# TASK REQUIREMENTS
Search the material for the word "subtitle" and copy each line that holds it.
— Begin —
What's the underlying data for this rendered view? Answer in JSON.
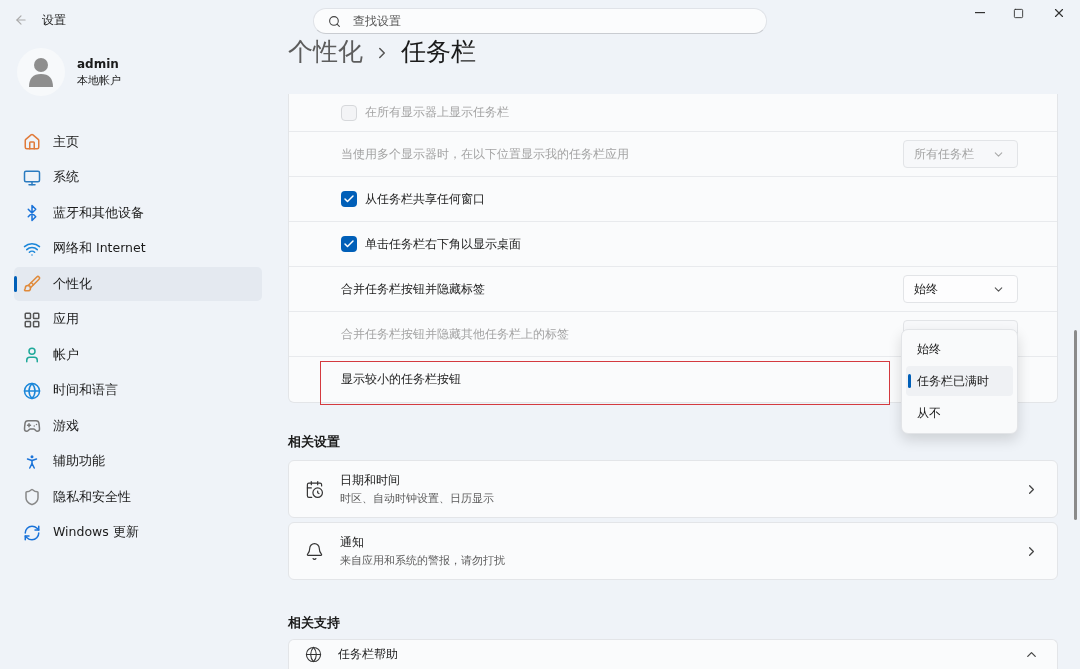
{
  "window": {
    "title": "设置"
  },
  "search": {
    "placeholder": "查找设置"
  },
  "account": {
    "name": "admin",
    "type": "本地帐户"
  },
  "nav": [
    {
      "label": "主页",
      "selected": false
    },
    {
      "label": "系统",
      "selected": false
    },
    {
      "label": "蓝牙和其他设备",
      "selected": false
    },
    {
      "label": "网络和 Internet",
      "selected": false
    },
    {
      "label": "个性化",
      "selected": true
    },
    {
      "label": "应用",
      "selected": false
    },
    {
      "label": "帐户",
      "selected": false
    },
    {
      "label": "时间和语言",
      "selected": false
    },
    {
      "label": "游戏",
      "selected": false
    },
    {
      "label": "辅助功能",
      "selected": false
    },
    {
      "label": "隐私和安全性",
      "selected": false
    },
    {
      "label": "Windows 更新",
      "selected": false
    }
  ],
  "breadcrumb": [
    "个性化",
    "任务栏"
  ],
  "settings": [
    {
      "kind": "checkbox",
      "label": "在所有显示器上显示任务栏",
      "checked": false,
      "disabled": true
    },
    {
      "kind": "dropdown",
      "label": "当使用多个显示器时，在以下位置显示我的任务栏应用",
      "value": "所有任务栏",
      "disabled": true
    },
    {
      "kind": "checkbox",
      "label": "从任务栏共享任何窗口",
      "checked": true,
      "disabled": false
    },
    {
      "kind": "checkbox",
      "label": "单击任务栏右下角以显示桌面",
      "checked": true,
      "disabled": false
    },
    {
      "kind": "dropdown",
      "label": "合并任务栏按钮并隐藏标签",
      "value": "始终",
      "disabled": false
    },
    {
      "kind": "dropdown",
      "label": "合并任务栏按钮并隐藏其他任务栏上的标签",
      "disabled": true
    },
    {
      "kind": "plain",
      "label": "显示较小的任务栏按钮",
      "highlighted": true
    }
  ],
  "menu": {
    "options": [
      {
        "label": "始终",
        "selected": false
      },
      {
        "label": "任务栏已满时",
        "selected": true
      },
      {
        "label": "从不",
        "selected": false
      }
    ]
  },
  "related_settings": {
    "heading": "相关设置",
    "items": [
      {
        "title": "日期和时间",
        "subtitle": "时区、自动时钟设置、日历显示"
      },
      {
        "title": "通知",
        "subtitle": "来自应用和系统的警报，请勿打扰"
      }
    ]
  },
  "related_support": {
    "heading": "相关支持",
    "items": [
      {
        "title": "任务栏帮助",
        "expanded": true
      }
    ]
  }
}
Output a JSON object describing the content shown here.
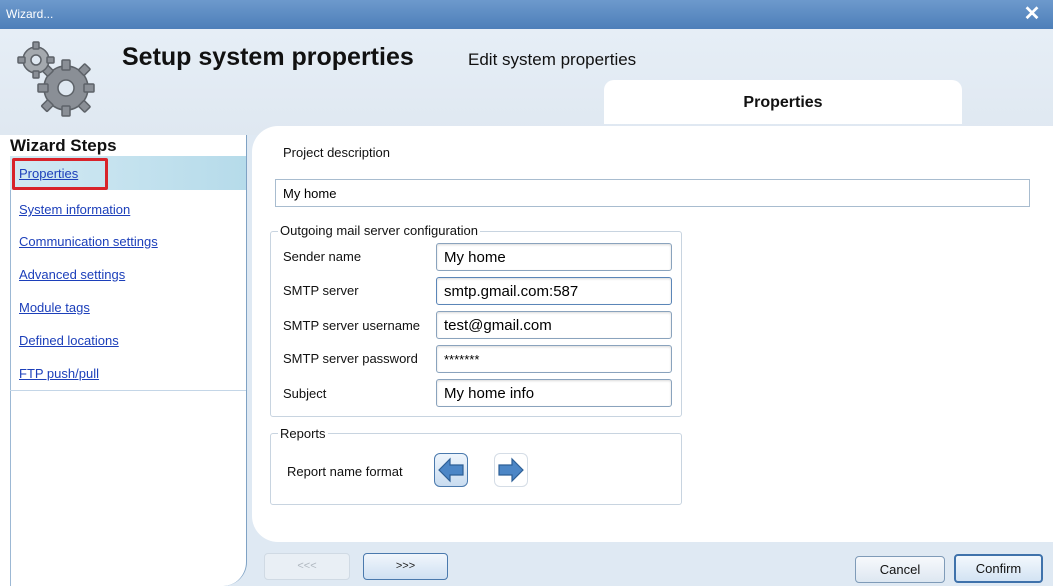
{
  "window": {
    "title": "Wizard..."
  },
  "header": {
    "title": "Setup system properties",
    "subtitle": "Edit system properties",
    "tab": "Properties"
  },
  "steps": {
    "title": "Wizard Steps",
    "items": [
      {
        "label": "Properties",
        "selected": true
      },
      {
        "label": "System information"
      },
      {
        "label": "Communication settings"
      },
      {
        "label": "Advanced settings"
      },
      {
        "label": "Module tags"
      },
      {
        "label": "Defined locations"
      },
      {
        "label": "FTP push/pull"
      }
    ]
  },
  "form": {
    "project_description_label": "Project description",
    "project_description_value": "My home",
    "mail_group_title": "Outgoing mail server configuration",
    "sender_name_label": "Sender name",
    "sender_name_value": "My home",
    "smtp_server_label": "SMTP server",
    "smtp_server_value": "smtp.gmail.com:587",
    "smtp_username_label": "SMTP server  username",
    "smtp_username_value": "test@gmail.com",
    "smtp_password_label": "SMTP server password",
    "smtp_password_value": "*******",
    "subject_label": "Subject",
    "subject_value": "My home info",
    "reports_group_title": "Reports",
    "report_name_format_label": "Report name format"
  },
  "footer": {
    "back_label": "<<<",
    "next_label": ">>>",
    "cancel_label": "Cancel",
    "confirm_label": "Confirm"
  },
  "colors": {
    "title_bar": "#5b8ac3",
    "link": "#1c3fba",
    "selection_highlight": "#c4e2ef",
    "annotation_red": "#d8232a",
    "arrow_blue": "#4c86c6"
  },
  "icons": {
    "logo": "gears-icon",
    "close": "close-icon",
    "report_format_left": "arrow-left-icon",
    "report_format_right": "arrow-right-icon"
  }
}
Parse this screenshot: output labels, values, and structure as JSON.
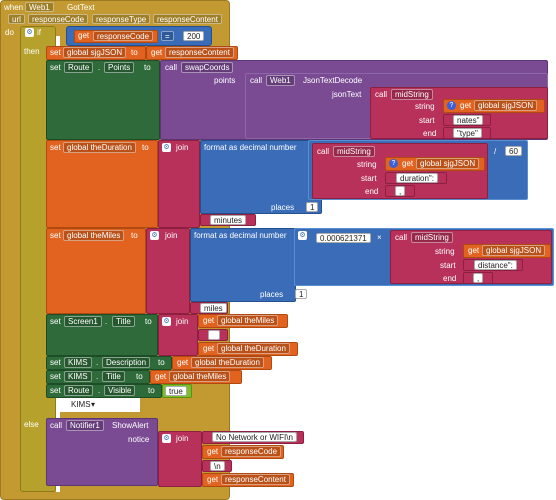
{
  "event": {
    "when": "when",
    "component": "Web1",
    "event_name": "GotText",
    "params": [
      "url",
      "responseCode",
      "responseType",
      "responseContent"
    ]
  },
  "ctrl": {
    "do": "do",
    "if": "if",
    "then": "then",
    "else": "else"
  },
  "cond": {
    "get": "get",
    "var": "responseCode",
    "op": "=",
    "value": "200"
  },
  "set1": {
    "set": "set",
    "var": "global sjgJSON",
    "to": "to",
    "get": "get",
    "val": "responseContent"
  },
  "set2": {
    "set": "set",
    "comp": "Route",
    "prop": "Points",
    "to": "to",
    "call": "call",
    "method": "swapCoords",
    "points": "points",
    "call2": "call",
    "comp2": "Web1",
    "method2": "JsonTextDecode",
    "jsonText": "jsonText",
    "call3": "call",
    "method3": "midString",
    "string": "string",
    "get": "get",
    "var": "global sjgJSON",
    "start": "start",
    "start_val": "nates\"",
    "end": "end",
    "end_val": "\"type\""
  },
  "set3": {
    "set": "set",
    "var": "global theDuration",
    "to": "to",
    "join": "join",
    "format": "format as decimal number",
    "call": "call",
    "method": "midString",
    "string": "string",
    "get": "get",
    "var2": "global sjgJSON",
    "start": "start",
    "start_val": "duration\":",
    "end": "end",
    "end_val": ",",
    "div": "/",
    "divisor": "60",
    "places": "places",
    "places_val": "1",
    "suffix": "minutes"
  },
  "set4": {
    "set": "set",
    "var": "global theMiles",
    "to": "to",
    "join": "join",
    "format": "format as decimal number",
    "factor": "0.000621371",
    "times": "×",
    "call": "call",
    "method": "midString",
    "string": "string",
    "get": "get",
    "var2": "global sjgJSON",
    "start": "start",
    "start_val": "distance\":",
    "end": "end",
    "end_val": ",",
    "places": "places",
    "places_val": "1",
    "suffix": "miles"
  },
  "set5": {
    "set": "set",
    "comp": "Screen1",
    "prop": "Title",
    "to": "to",
    "join": "join",
    "get": "get",
    "var1": "global theMiles",
    "sep": " ",
    "var2": "global theDuration"
  },
  "set6": {
    "set": "set",
    "comp": "KIMS",
    "prop": "Description",
    "to": "to",
    "get": "get",
    "var": "global theDuration"
  },
  "set7": {
    "set": "set",
    "comp": "KIMS",
    "prop": "Title",
    "to": "to",
    "get": "get",
    "var": "global theMiles"
  },
  "set8": {
    "set": "set",
    "comp": "Route",
    "prop": "Visible",
    "to": "to",
    "val": "true"
  },
  "kims_label": "KIMS",
  "alert": {
    "call": "call",
    "comp": "Notifier1",
    "method": "ShowAlert",
    "notice": "notice",
    "join": "join",
    "msg": "No Network or WIFI\\n",
    "get1": "get",
    "var1": "responseCode",
    "nl": "\\n",
    "get2": "get",
    "var2": "responseContent"
  }
}
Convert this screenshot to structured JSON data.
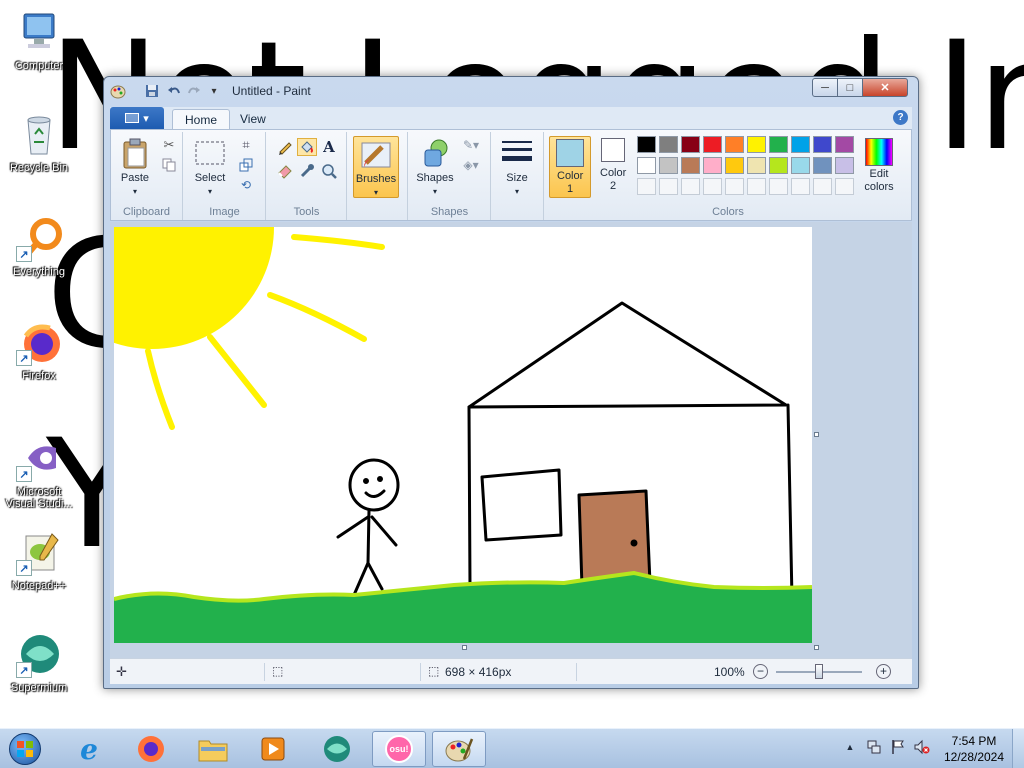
{
  "wallpaper_text": {
    "line1": "Not Logged In",
    "line2": "G",
    "line3": "Y"
  },
  "desktop_icons": [
    {
      "label": "Computer"
    },
    {
      "label": "Recycle Bin"
    },
    {
      "label": "Everything"
    },
    {
      "label": "Firefox"
    },
    {
      "label": "Microsoft Visual Studi..."
    },
    {
      "label": "Notepad++"
    },
    {
      "label": "Supermium"
    }
  ],
  "window": {
    "title": "Untitled - Paint",
    "controls": {
      "minimize": "─",
      "maximize": "□",
      "close": "✕"
    }
  },
  "ribbon": {
    "file_menu_label": "▾",
    "tabs": [
      {
        "label": "Home"
      },
      {
        "label": "View"
      }
    ],
    "help_label": "?",
    "groups": {
      "clipboard": "Clipboard",
      "image": "Image",
      "tools": "Tools",
      "shapes": "Shapes",
      "colors": "Colors"
    },
    "buttons": {
      "paste": "Paste",
      "select": "Select",
      "brushes": "Brushes",
      "shapes": "Shapes",
      "size": "Size",
      "color1": "Color 1",
      "color2": "Color 2",
      "edit_colors": "Edit colors"
    },
    "color1": "#9fd3e6",
    "color2": "#ffffff",
    "palette_row1": [
      "#000000",
      "#7f7f7f",
      "#880015",
      "#ed1c24",
      "#ff7f27",
      "#fff200",
      "#22b14c",
      "#00a2e8",
      "#3f48cc",
      "#a349a4"
    ],
    "palette_row2": [
      "#ffffff",
      "#c3c3c3",
      "#b97a57",
      "#ffaec9",
      "#ffc90e",
      "#efe4b0",
      "#b5e61d",
      "#99d9ea",
      "#7092be",
      "#c8bfe7"
    ]
  },
  "statusbar": {
    "dimensions": "698 × 416px",
    "zoom": "100%",
    "zoom_out": "−",
    "zoom_in": "+"
  },
  "taskbar": {
    "time": "7:54 PM",
    "date": "12/28/2024",
    "osu_label": "osu!"
  }
}
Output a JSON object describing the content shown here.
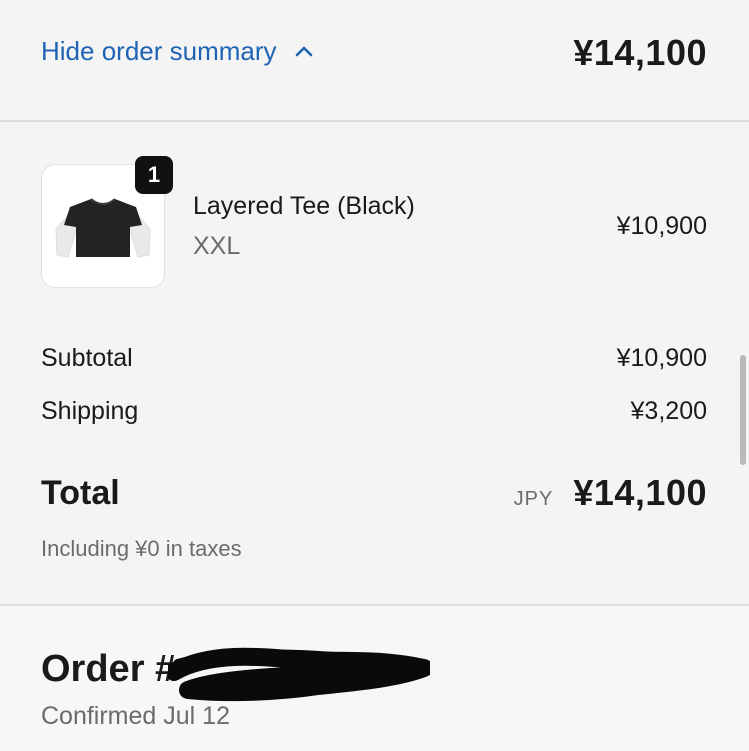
{
  "header": {
    "toggle_label": "Hide order summary",
    "total": "¥14,100",
    "accent_color": "#1f64b4"
  },
  "product": {
    "quantity": "1",
    "name": "Layered Tee (Black)",
    "variant": "XXL",
    "price": "¥10,900"
  },
  "summary": {
    "subtotal_label": "Subtotal",
    "subtotal_value": "¥10,900",
    "shipping_label": "Shipping",
    "shipping_value": "¥3,200",
    "total_label": "Total",
    "currency": "JPY",
    "total_value": "¥14,100",
    "taxes_note": "Including ¥0 in taxes"
  },
  "order": {
    "title": "Order #",
    "confirmed": "Confirmed Jul 12"
  }
}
— End —
# EXERCISE RESULT
        "subtitle": "时区、自动时钟设置、日历显示"
        "subtitle": "来自应用和系统的警报，请勿打扰"
    "subtitle": "Edit system properties",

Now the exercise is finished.